TASKS AND EXERCISES:
1 – Retype a part of the essay on academia and start-up culture word for word, starting with "As Heterodox Academy" and going on through "attitude toward research.".
2 – In the essay on academia and start-up culture, what does the author say is more likely to happen to those who refuse to "play the game"?
3 – Carry on the essay on what academia can learn from start-up culture, picking up after its last sentence.

PAGE EXCERPT:
══════════════════════════════

Failure Isn’t Really Failure: What Academia Can Learn From Start-Up Culture
Last month, Heterodox Academy explored various barriers to knowledge production, open inquiry, and viewpoint diversity. One perspective, offered by research scientist Dr. Nicole Barbaro, argued that the academic infrastructure itself and the publishing incentives built into the system prevent rapid knowledge production and discourage unpopular findings. Her piece aptly pointed out the many problems with the academic system and how it creates a “publish or perish” culture that discourages knowledge production and instead encourages unethical research practices.
How do we change this deeply ingrained traditional system of contingent research funding, tenure based on publications, and overreliance on top-tier journals when evaluating quality? Barbaro suggested that it can start from the bottom up, with individuals changing their own behavior to “cultivate new systems.”
But at the end of the day, the people at the top who make policy-level decisions on how tenure or research grants are awarded may still primarily value the number of publications in top-tier journals. Until this changes, early-career faculty will find it very difficult to obtain tenure and reach the level of influence required to make widespread changes in the system. Those who refuse to “play the game” are more likely to end up in nonacademic career tracks. This is not to say that nonacademic career tracks are less valuable — in some ways, they might be even more impactful to knowledge production — but it acknowledges the inherent difficulty of changing how tenure is awarded when one is not in a position high enough to affect changes in hiring policies.
As Heterodox Academy moves into its new theme on overcoming these barriers to knowledge production, I’d like to propose one way academia can address the barrier of publishing incentives found in the academic system. Drawing from my experience working in a start-up, I believe that we in academia — from graduate students to early career scholars, to late-career tenured faculty — can learn to adopt a start-up and entrepreneurial culture and attitude toward research.

══════════════════════════════

LISTED RECORDS:
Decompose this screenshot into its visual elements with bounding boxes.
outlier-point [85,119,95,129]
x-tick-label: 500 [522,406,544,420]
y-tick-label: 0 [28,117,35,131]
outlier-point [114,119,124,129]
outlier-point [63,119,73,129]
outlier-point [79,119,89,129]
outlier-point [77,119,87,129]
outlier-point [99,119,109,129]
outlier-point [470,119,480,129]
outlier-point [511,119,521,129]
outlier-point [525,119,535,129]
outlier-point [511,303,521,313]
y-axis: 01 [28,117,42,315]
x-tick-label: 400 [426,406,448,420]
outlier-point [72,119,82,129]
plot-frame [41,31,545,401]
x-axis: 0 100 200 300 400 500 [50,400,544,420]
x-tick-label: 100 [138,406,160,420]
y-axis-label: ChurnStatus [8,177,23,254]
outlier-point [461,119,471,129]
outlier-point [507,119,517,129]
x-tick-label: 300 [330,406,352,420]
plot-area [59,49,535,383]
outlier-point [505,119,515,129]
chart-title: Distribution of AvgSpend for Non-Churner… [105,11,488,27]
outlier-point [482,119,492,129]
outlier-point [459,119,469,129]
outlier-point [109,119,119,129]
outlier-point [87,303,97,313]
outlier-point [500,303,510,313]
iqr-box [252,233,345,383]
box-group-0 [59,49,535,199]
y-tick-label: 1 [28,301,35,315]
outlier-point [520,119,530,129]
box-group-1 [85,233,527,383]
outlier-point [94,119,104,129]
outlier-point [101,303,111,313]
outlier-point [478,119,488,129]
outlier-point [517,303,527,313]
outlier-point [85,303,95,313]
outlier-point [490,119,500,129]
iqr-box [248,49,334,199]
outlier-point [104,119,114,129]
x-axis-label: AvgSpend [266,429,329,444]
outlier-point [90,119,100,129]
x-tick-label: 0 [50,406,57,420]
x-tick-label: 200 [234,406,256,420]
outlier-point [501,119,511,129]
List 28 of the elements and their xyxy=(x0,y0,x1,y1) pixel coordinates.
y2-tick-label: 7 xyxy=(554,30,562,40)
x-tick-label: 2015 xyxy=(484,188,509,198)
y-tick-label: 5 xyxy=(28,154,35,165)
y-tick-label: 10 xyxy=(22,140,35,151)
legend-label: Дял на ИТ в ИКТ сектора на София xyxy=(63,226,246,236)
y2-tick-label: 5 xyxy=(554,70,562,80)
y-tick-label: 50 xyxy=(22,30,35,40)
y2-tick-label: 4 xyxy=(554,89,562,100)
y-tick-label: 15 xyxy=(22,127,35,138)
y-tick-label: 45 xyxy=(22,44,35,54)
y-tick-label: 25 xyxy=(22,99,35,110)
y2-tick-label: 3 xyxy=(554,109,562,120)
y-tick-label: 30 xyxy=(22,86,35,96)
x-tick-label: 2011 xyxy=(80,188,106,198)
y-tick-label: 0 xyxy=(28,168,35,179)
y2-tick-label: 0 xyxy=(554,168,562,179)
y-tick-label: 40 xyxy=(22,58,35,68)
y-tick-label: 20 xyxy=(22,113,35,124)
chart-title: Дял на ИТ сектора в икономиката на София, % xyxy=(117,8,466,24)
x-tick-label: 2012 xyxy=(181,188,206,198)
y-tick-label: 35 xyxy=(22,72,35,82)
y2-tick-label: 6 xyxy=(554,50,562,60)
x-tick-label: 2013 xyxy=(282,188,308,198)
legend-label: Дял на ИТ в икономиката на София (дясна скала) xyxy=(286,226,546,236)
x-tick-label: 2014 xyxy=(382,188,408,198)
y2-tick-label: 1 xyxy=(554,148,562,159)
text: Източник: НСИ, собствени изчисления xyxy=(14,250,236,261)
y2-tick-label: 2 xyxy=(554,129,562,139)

══════════════════════════════

WRITTEN RESPONSES:
1 –
As Heterodox Academy moves into its new theme on overcoming these barriers to knowledge production, I’d like to propose one way academia can address the barrier of publishing incentives found in the academic system. Drawing from my experience working in a start-up, I believe that we in academia — from graduate students to early career scholars, to late-career tenured faculty — can learn to adopt a start-up and entrepreneurial culture and attitude toward research.

2 – They are more likely to end up in nonacademic career tracks.

3 –
Embracing a start-up and entrepreneurial culture
I realize that this is a bit counterintuitive. Academia is, in many ways, the opposite of a start-up. Higher education is generally known to be slower in responding to events or crises, more bureaucratic, and more risk-averse. Most colleges and universities are nonprofits, and they stand in stark contrast to the for-profit, high-risk, constantly changing world of businesses and start-ups. The goal in academia is to answer important research questions, not to invent a new product or service and make a profit from its sales. Some people in academia might even balk at the idea of treating higher ed as a start-up, fearing the consequences of the privatization of higher ed.
But as Dr. Ilana Horwitz suggested last summer, successful academics already behave more like start-up entrepreneurs than one might think. The knowledge being produced in a research lab is the product or service, and it’s “sold” to customers made up of other faculty, staff, students, and practitioners. We cannot let it sit idly by — we share it, suggest it, and put it out in the hopes that others trade it for a good they possess.
Of course, academics aren’t paid directly for their research articles — many actually have to front the money to submit or publish in the first place — but the currency in academia is citations. A successful research article brings in citations from future researchers, and this currency in number of citations is what academics like myself bid for when marketing, advocating for, and networking to share our research. The number of citations, just like the number of publications, go directly toward a professor’s evaluation for tenure and promotion.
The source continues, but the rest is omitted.